(Extracted data entries)

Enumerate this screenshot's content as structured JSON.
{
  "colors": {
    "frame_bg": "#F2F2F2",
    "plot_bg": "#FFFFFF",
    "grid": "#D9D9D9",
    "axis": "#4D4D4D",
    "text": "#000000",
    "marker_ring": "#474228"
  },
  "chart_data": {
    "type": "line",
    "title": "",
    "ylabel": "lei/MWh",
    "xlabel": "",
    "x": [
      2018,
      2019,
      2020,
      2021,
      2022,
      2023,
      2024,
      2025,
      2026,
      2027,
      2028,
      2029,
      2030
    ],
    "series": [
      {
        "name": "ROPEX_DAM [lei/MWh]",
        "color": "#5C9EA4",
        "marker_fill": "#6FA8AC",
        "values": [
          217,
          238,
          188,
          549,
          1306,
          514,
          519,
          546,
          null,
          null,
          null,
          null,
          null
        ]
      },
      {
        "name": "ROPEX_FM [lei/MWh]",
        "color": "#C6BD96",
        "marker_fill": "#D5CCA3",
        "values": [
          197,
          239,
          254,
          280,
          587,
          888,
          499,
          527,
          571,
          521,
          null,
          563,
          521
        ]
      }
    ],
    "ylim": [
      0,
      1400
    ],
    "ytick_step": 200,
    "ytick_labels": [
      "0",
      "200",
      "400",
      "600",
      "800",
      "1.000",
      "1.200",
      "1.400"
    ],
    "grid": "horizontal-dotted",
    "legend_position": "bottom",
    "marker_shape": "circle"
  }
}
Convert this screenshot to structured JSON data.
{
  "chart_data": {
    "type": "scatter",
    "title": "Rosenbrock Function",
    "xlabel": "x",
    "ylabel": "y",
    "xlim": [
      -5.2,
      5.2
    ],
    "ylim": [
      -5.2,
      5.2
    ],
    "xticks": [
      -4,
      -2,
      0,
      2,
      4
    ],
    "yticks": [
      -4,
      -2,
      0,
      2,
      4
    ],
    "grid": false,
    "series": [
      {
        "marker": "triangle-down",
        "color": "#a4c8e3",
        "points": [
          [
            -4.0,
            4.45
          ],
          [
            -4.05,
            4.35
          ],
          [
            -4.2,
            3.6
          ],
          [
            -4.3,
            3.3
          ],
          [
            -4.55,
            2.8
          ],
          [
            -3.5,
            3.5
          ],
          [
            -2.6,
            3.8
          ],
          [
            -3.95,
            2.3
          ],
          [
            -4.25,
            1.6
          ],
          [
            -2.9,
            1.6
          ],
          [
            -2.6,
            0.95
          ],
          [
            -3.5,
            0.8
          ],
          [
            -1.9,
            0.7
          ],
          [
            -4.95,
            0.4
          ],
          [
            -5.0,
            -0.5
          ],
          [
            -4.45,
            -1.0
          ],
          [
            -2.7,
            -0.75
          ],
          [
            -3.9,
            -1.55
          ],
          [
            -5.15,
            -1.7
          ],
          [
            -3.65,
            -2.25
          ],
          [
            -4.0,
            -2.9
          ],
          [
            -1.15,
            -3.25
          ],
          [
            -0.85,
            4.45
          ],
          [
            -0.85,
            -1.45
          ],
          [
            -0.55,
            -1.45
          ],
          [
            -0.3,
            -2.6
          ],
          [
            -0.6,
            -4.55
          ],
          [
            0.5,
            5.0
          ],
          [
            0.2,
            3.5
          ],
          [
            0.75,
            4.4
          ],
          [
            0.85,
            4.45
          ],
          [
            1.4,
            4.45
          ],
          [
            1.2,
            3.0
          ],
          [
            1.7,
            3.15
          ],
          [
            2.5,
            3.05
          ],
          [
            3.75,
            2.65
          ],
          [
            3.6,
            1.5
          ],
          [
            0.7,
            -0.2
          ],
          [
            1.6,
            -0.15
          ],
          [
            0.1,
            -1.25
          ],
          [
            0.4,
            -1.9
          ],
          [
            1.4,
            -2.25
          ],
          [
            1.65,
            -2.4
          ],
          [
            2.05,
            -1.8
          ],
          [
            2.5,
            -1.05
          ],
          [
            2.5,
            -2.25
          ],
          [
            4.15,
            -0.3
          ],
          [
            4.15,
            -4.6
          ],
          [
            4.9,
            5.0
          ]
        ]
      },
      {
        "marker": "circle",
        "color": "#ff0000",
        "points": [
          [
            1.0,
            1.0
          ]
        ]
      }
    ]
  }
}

= Task directions =
Print all the data exactly.

= Task result =
Enumerate this screenshot's content as structured JSON.
{
  "colors": {
    "frame_bg": "#F2F2F2",
    "plot_bg": "#FFFFFF",
    "grid": "#D9D9D9",
    "axis": "#4D4D4D",
    "text": "#000000",
    "marker_ring": "#474228"
  },
  "chart_data": {
    "type": "line",
    "title": "",
    "ylabel": "lei/MWh",
    "xlabel": "",
    "x": [
      2018,
      2019,
      2020,
      2021,
      2022,
      2023,
      2024,
      2025,
      2026,
      2027,
      2028,
      2029,
      2030
    ],
    "series": [
      {
        "name": "ROPEX_DAM [lei/MWh]",
        "color": "#5C9EA4",
        "marker_fill": "#6FA8AC",
        "values": [
          217,
          238,
          188,
          549,
          1306,
          514,
          519,
          546,
          null,
          null,
          null,
          null,
          null
        ]
      },
      {
        "name": "ROPEX_FM [lei/MWh]",
        "color": "#C6BD96",
        "marker_fill": "#D5CCA3",
        "values": [
          197,
          239,
          254,
          280,
          587,
          888,
          499,
          527,
          571,
          521,
          null,
          563,
          521
        ]
      }
    ],
    "ylim": [
      0,
      1400
    ],
    "ytick_step": 200,
    "ytick_labels": [
      "0",
      "200",
      "400",
      "600",
      "800",
      "1.000",
      "1.200",
      "1.400"
    ],
    "grid": "horizontal-dotted",
    "legend_position": "bottom",
    "marker_shape": "circle"
  }
}
Convert this screenshot to structured JSON data.
{
  "chart_data": {
    "type": "scatter",
    "title": "Rosenbrock Function",
    "xlabel": "x",
    "ylabel": "y",
    "xlim": [
      -5.2,
      5.2
    ],
    "ylim": [
      -5.2,
      5.2
    ],
    "xticks": [
      -4,
      -2,
      0,
      2,
      4
    ],
    "yticks": [
      -4,
      -2,
      0,
      2,
      4
    ],
    "grid": false,
    "series": [
      {
        "marker": "triangle-down",
        "color": "#a4c8e3",
        "points": [
          [
            -4.0,
            4.45
          ],
          [
            -4.05,
            4.35
          ],
          [
            -4.2,
            3.6
          ],
          [
            -4.3,
            3.3
          ],
          [
            -4.55,
            2.8
          ],
          [
            -3.5,
            3.5
          ],
          [
            -2.6,
            3.8
          ],
          [
            -3.95,
            2.3
          ],
          [
            -4.25,
            1.6
          ],
          [
            -2.9,
            1.6
          ],
          [
            -2.6,
            0.95
          ],
          [
            -3.5,
            0.8
          ],
          [
            -1.9,
            0.7
          ],
          [
            -4.95,
            0.4
          ],
          [
            -5.0,
            -0.5
          ],
          [
            -4.45,
            -1.0
          ],
          [
            -2.7,
            -0.75
          ],
          [
            -3.9,
            -1.55
          ],
          [
            -5.15,
            -1.7
          ],
          [
            -3.65,
            -2.25
          ],
          [
            -4.0,
            -2.9
          ],
          [
            -1.15,
            -3.25
          ],
          [
            -0.85,
            4.45
          ],
          [
            -0.85,
            -1.45
          ],
          [
            -0.55,
            -1.45
          ],
          [
            -0.3,
            -2.6
          ],
          [
            -0.6,
            -4.55
          ],
          [
            0.5,
            5.0
          ],
          [
            0.2,
            3.5
          ],
          [
            0.75,
            4.4
          ],
          [
            0.85,
            4.45
          ],
          [
            1.4,
            4.45
          ],
          [
            1.2,
            3.0
          ],
          [
            1.7,
            3.15
          ],
          [
            2.5,
            3.05
          ],
          [
            3.75,
            2.65
          ],
          [
            3.6,
            1.5
          ],
          [
            0.7,
            -0.2
          ],
          [
            1.6,
            -0.15
          ],
          [
            0.1,
            -1.25
          ],
          [
            0.4,
            -1.9
          ],
          [
            1.4,
            -2.25
          ],
          [
            1.65,
            -2.4
          ],
          [
            2.05,
            -1.8
          ],
          [
            2.5,
            -1.05
          ],
          [
            2.5,
            -2.25
          ],
          [
            4.15,
            -0.3
          ],
          [
            4.15,
            -4.6
          ],
          [
            4.9,
            5.0
          ]
        ]
      },
      {
        "marker": "circle",
        "color": "#ff0000",
        "points": [
          [
            1.0,
            1.0
          ]
        ]
      }
    ]
  }
}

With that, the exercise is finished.